→ TO BE DONE
Copy each line where the word "title" occurs.

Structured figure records
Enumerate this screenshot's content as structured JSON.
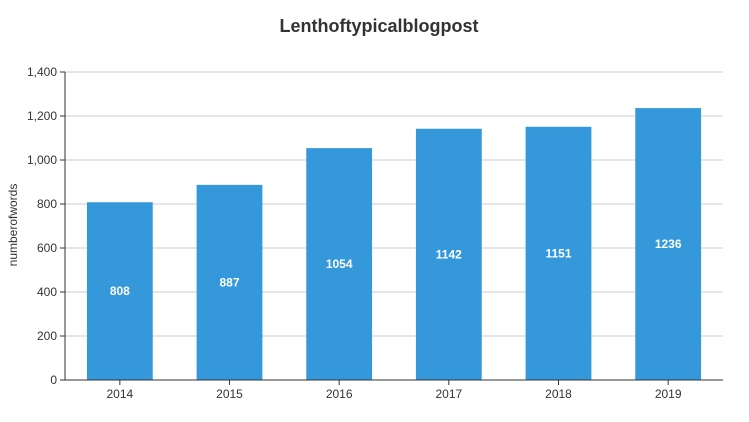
{
  "chart_data": {
    "type": "bar",
    "title": "Lenthoftypicalblogpost",
    "xlabel": "",
    "ylabel": "numberofwords",
    "categories": [
      "2014",
      "2015",
      "2016",
      "2017",
      "2018",
      "2019"
    ],
    "values": [
      808,
      887,
      1054,
      1142,
      1151,
      1236
    ],
    "ylim": [
      0,
      1400
    ],
    "yticks": [
      0,
      200,
      400,
      600,
      800,
      1000,
      1200,
      1400
    ],
    "ytick_labels": [
      "0",
      "200",
      "400",
      "600",
      "800",
      "1,000",
      "1,200",
      "1,400"
    ],
    "grid": true,
    "legend": "none",
    "bar_color": "#3498db"
  }
}
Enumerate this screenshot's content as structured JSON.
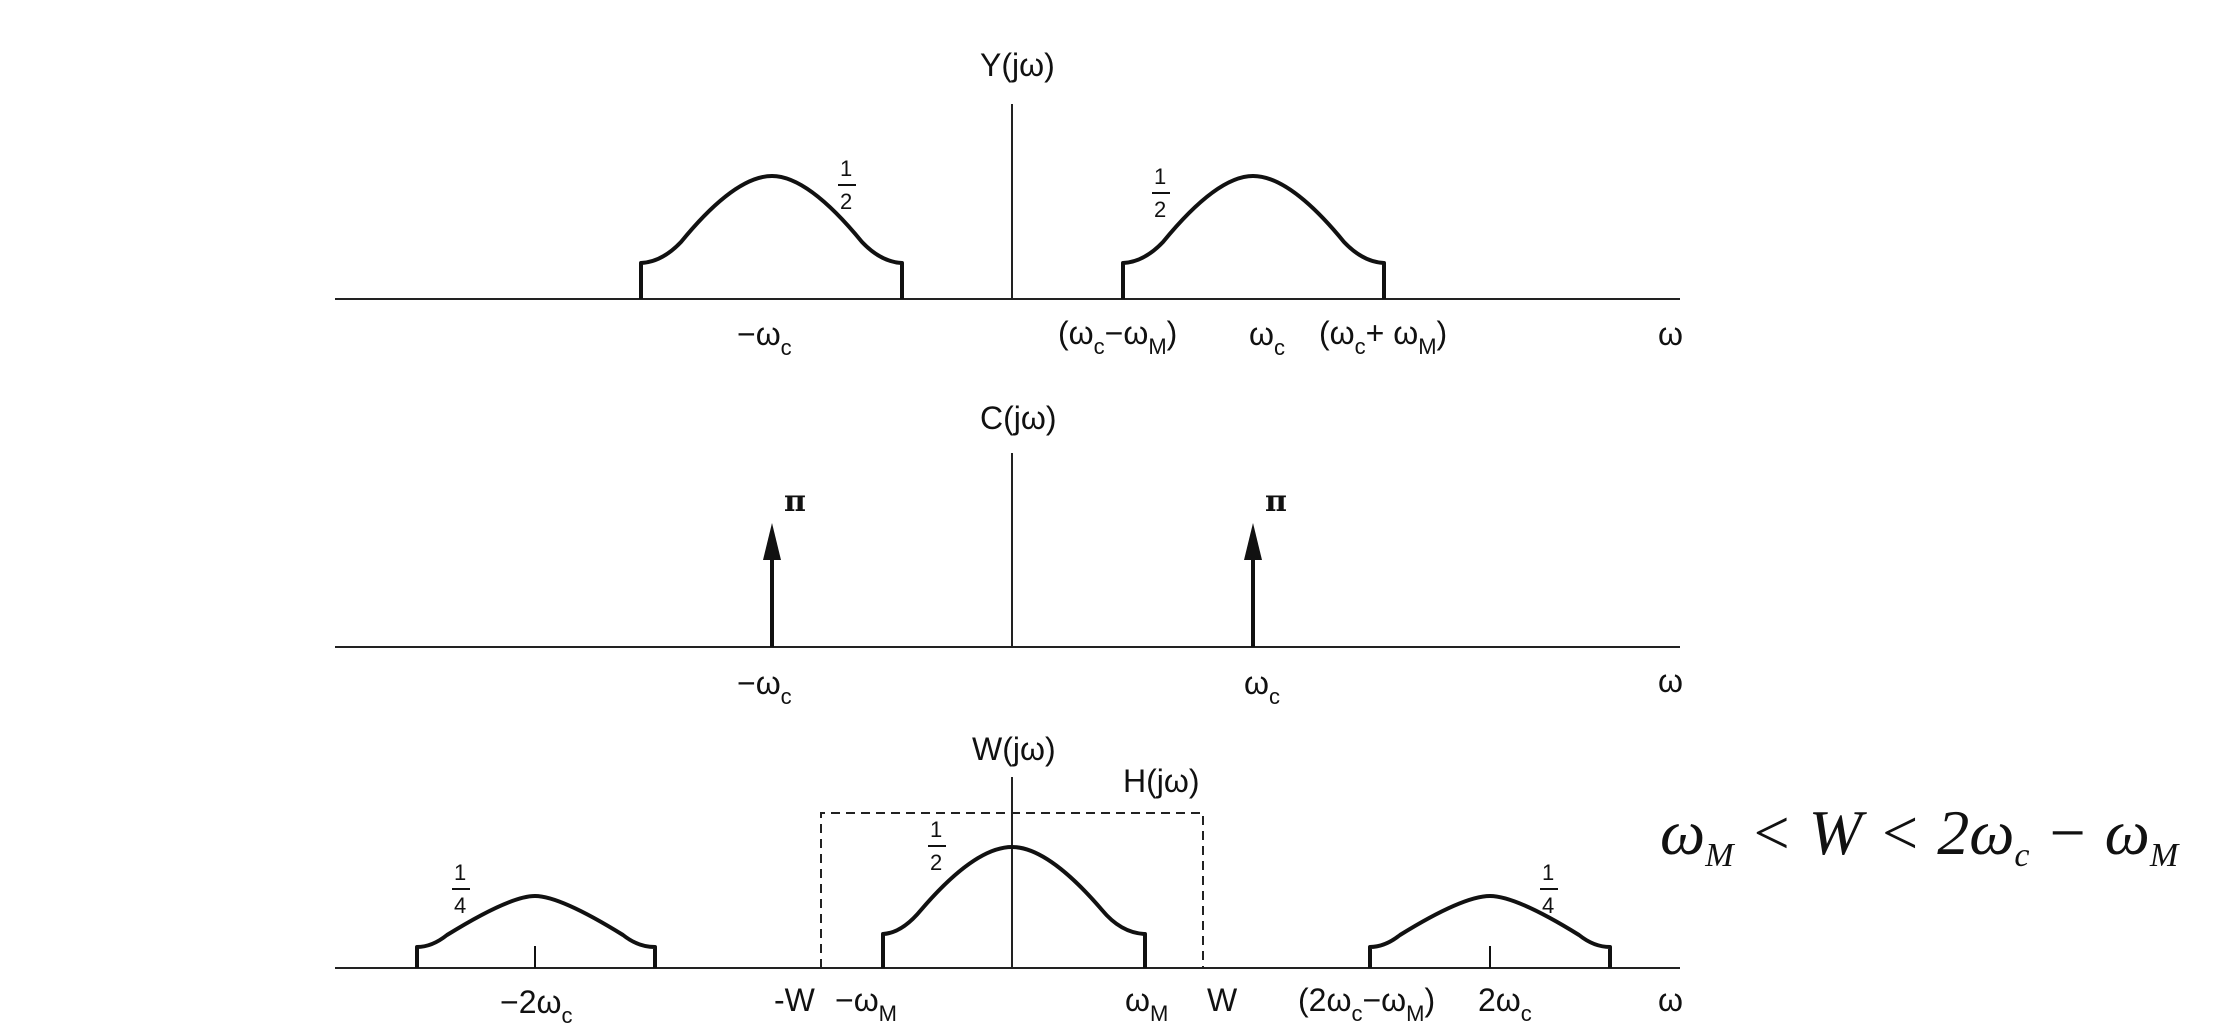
{
  "panel_y": {
    "title": "Y(jω)",
    "left_height": "1/2",
    "right_height": "1/2",
    "ticks": [
      "−ω",
      "c",
      "(ω",
      "c",
      "−ω",
      "M",
      ")",
      "ω",
      "c",
      "(ω",
      "c",
      "+ ω",
      "M",
      ")"
    ],
    "axis_label": "ω"
  },
  "panel_c": {
    "title": "C(jω)",
    "impulse_left": "π",
    "impulse_right": "π",
    "tick_left": "−ω",
    "tick_left_sub": "c",
    "tick_right": "ω",
    "tick_right_sub": "c",
    "axis_label": "ω"
  },
  "panel_w": {
    "title": "W(jω)",
    "filter_label": "H(jω)",
    "left_height": "1/4",
    "center_height": "1/2",
    "right_height": "1/4",
    "tick_neg2wc": "−2ω",
    "tick_neg2wc_sub": "c",
    "tick_negW": "-W",
    "tick_negwm": "−ω",
    "tick_negwm_sub": "M",
    "tick_wm": "ω",
    "tick_wm_sub": "M",
    "tick_W": "W",
    "tick_2wcwm": "(2ω",
    "tick_2wcwm_sub1": "c",
    "tick_2wcwm_mid": "−ω",
    "tick_2wcwm_sub2": "M",
    "tick_2wcwm_end": ")",
    "tick_2wc": "2ω",
    "tick_2wc_sub": "c",
    "axis_label": "ω"
  },
  "condition": {
    "p1": "ω",
    "p1_sub": "M",
    "p2": " < W < 2ω",
    "p2_sub": "c",
    "p3": " − ω",
    "p3_sub": "M"
  }
}
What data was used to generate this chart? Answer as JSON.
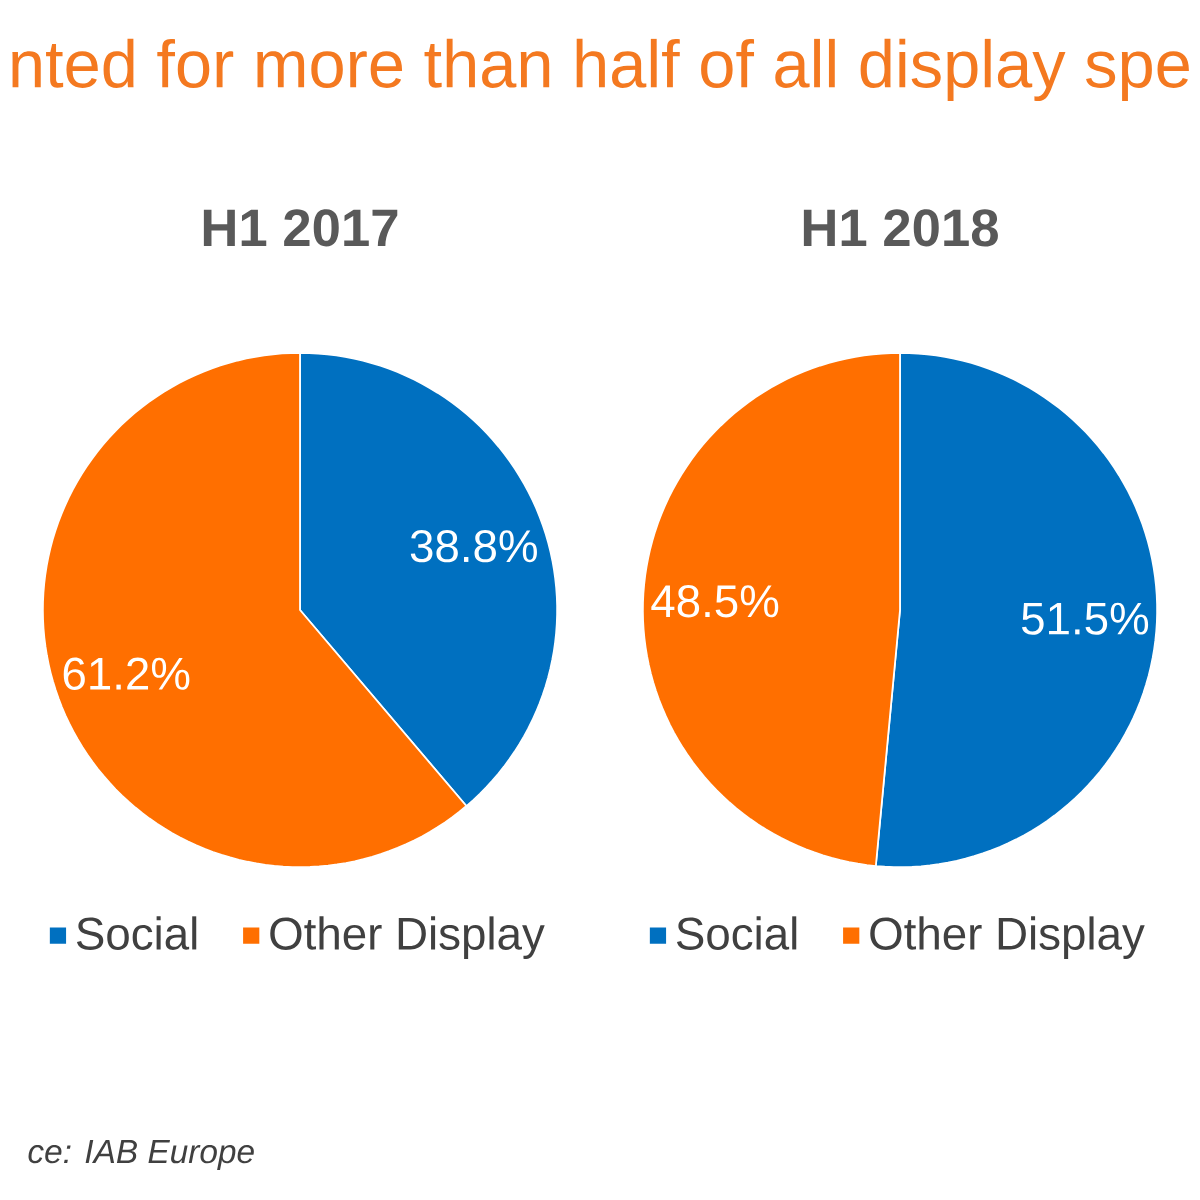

→ FINISHED ANSWER
    "title": "Lenthoftypicalblogpost",
    "title": "Y(jω)",
    "title": "C(jω)",
    "title": "W(jω)",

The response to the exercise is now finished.